— SELECTION —
----------

Excluded from Iroquois Master Fund’s beneficial ownership are an aggregate of 9,864,092 Shares consisting of (i) 7,197,425 Shares issuable upon the exercise of certain of the Issuer’s warrants owned by Iroquois Master Fund, (ii) 166,667 Shares underlying Preferred Stock owned by ICIG, (iii) 833,335 Shares issuable upon the exercise of certain of the Issuer’s warrants directly owned by ICIG and (iv) 1,666,665 Shares upon the exercise of certain of the Issuer’s warrants owned by American Capital due to a conversion cap that precludes the holder thereof from converting such warrants to the extent that the holder would, after such exercise, beneficially own (as determined in accordance with Section 13(d) of the Securities Exchange Act of 1934, as amended) in excess of 9.99% of the Shares outstanding (the “Beneficial Ownership Limitation”).

----------

— AVAILABLE DATA —

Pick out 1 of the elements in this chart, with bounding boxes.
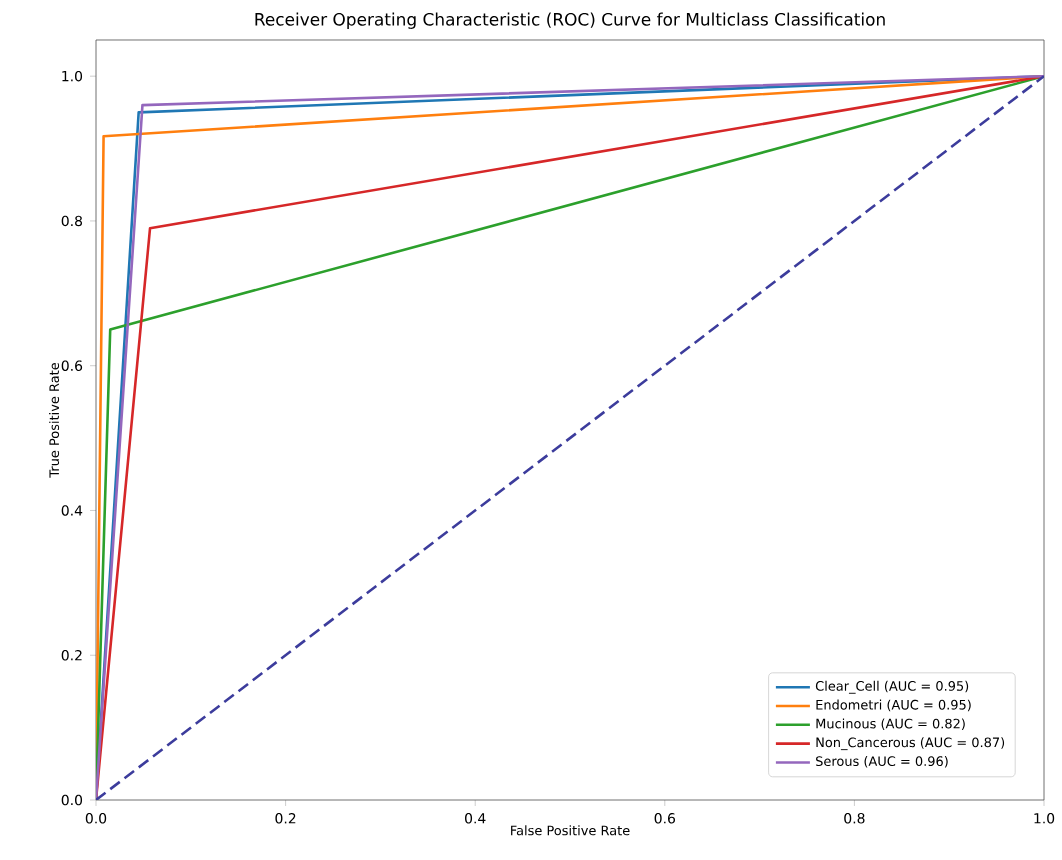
chart-title: Receiver Operating Characteristic (ROC) Curve for Multiclass Classification: [255, 12, 885, 29]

----------

— WHAT YOU HAVE TO DO —
In the beneficial ownership passage, what percentage of the outstanding Shares does the conversion cap keep a holder from exceeding? Rely only on the beneficial ownership passage and not on the listing.

— TASK RESPONSE —
9.99%